**Objective**
Leave the pictures out, and retype all of the material exactly as written.

**Records shown**
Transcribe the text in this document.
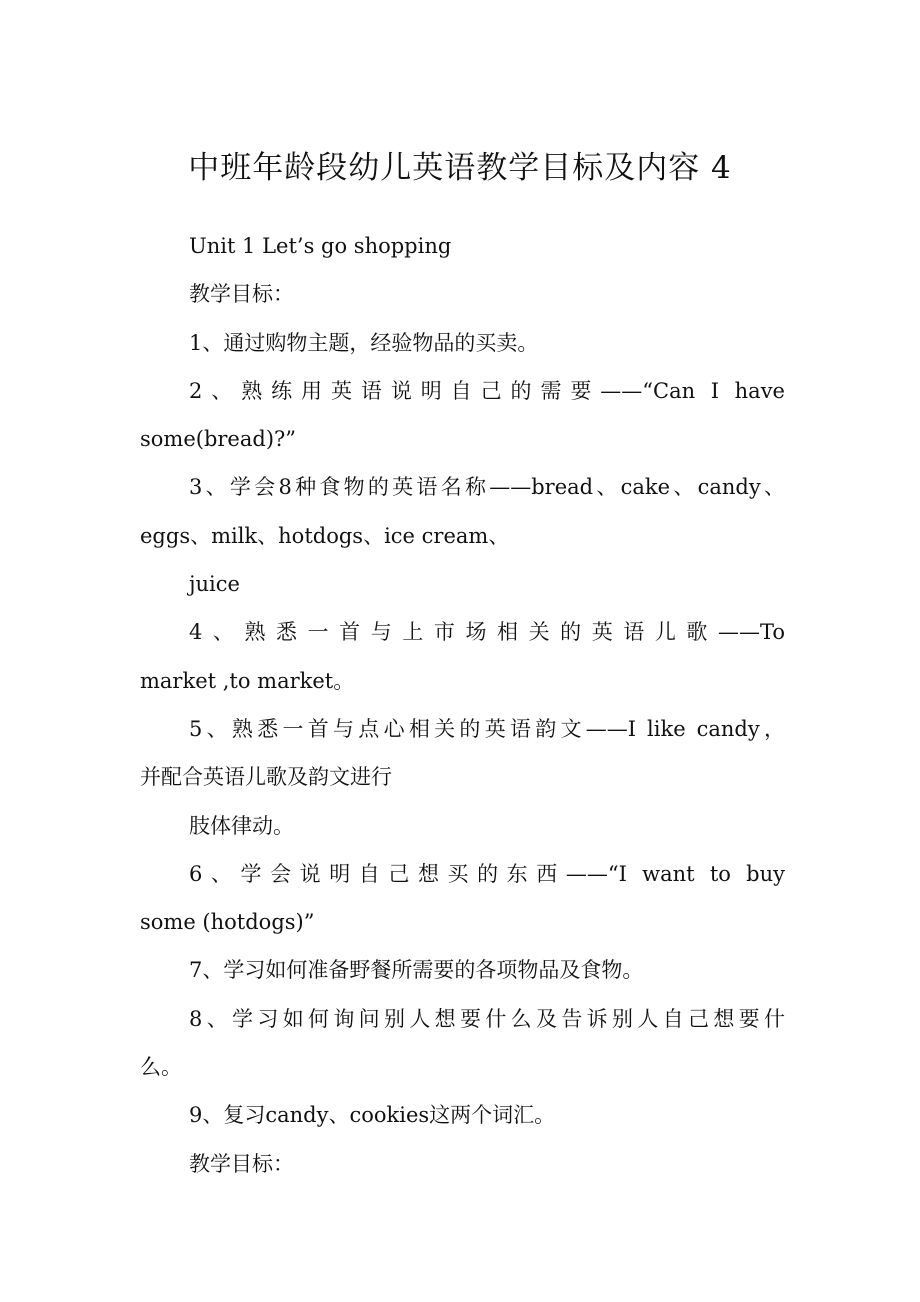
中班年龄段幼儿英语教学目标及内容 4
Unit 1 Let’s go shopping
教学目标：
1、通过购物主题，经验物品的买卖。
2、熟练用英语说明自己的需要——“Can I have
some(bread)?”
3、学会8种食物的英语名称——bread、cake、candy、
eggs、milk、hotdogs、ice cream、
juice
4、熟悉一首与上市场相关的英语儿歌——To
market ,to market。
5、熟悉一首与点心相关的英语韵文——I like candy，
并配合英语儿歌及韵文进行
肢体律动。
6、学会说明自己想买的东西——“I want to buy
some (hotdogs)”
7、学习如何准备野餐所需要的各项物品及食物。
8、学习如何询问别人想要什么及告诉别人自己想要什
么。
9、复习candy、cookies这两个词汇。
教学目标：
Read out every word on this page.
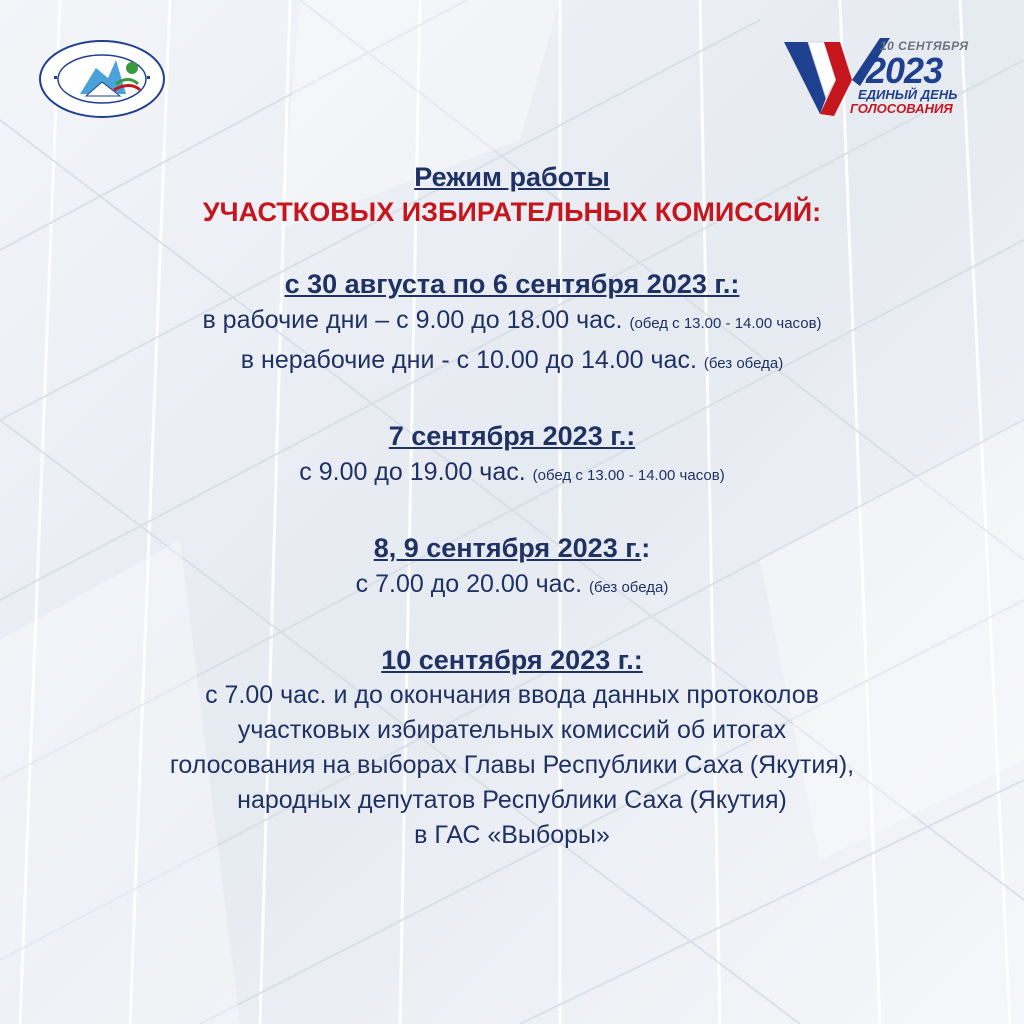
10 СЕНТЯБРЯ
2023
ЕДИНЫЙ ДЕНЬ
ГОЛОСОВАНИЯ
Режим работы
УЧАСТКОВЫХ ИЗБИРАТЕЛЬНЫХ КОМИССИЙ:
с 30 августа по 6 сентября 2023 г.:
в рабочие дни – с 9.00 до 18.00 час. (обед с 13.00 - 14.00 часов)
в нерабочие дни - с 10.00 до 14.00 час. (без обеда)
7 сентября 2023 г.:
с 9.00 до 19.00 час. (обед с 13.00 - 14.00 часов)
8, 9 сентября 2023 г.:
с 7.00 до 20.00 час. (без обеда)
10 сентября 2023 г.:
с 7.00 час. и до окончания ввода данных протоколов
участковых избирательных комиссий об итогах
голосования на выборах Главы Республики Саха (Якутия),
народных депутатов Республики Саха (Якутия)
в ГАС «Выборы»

**Output below**
Transcribe the text in this document.
中班年龄段幼儿英语教学目标及内容 4
Unit 1 Let’s go shopping
教学目标：
1、通过购物主题，经验物品的买卖。
2、熟练用英语说明自己的需要——“Can I have
some(bread)?”
3、学会8种食物的英语名称——bread、cake、candy、
eggs、milk、hotdogs、ice cream、
juice
4、熟悉一首与上市场相关的英语儿歌——To
market ,to market。
5、熟悉一首与点心相关的英语韵文——I like candy，
并配合英语儿歌及韵文进行
肢体律动。
6、学会说明自己想买的东西——“I want to buy
some (hotdogs)”
7、学习如何准备野餐所需要的各项物品及食物。
8、学习如何询问别人想要什么及告诉别人自己想要什
么。
9、复习candy、cookies这两个词汇。
教学目标：
Read out every word on this page.
10 СЕНТЯБРЯ
2023
ЕДИНЫЙ ДЕНЬ
ГОЛОСОВАНИЯ
Режим работы
УЧАСТКОВЫХ ИЗБИРАТЕЛЬНЫХ КОМИССИЙ:
с 30 августа по 6 сентября 2023 г.:
в рабочие дни – с 9.00 до 18.00 час. (обед с 13.00 - 14.00 часов)
в нерабочие дни - с 10.00 до 14.00 час. (без обеда)
7 сентября 2023 г.:
с 9.00 до 19.00 час. (обед с 13.00 - 14.00 часов)
8, 9 сентября 2023 г.:
с 7.00 до 20.00 час. (без обеда)
10 сентября 2023 г.:
с 7.00 час. и до окончания ввода данных протоколов
участковых избирательных комиссий об итогах
голосования на выборах Главы Республики Саха (Якутия),
народных депутатов Республики Саха (Якутия)
в ГАС «Выборы»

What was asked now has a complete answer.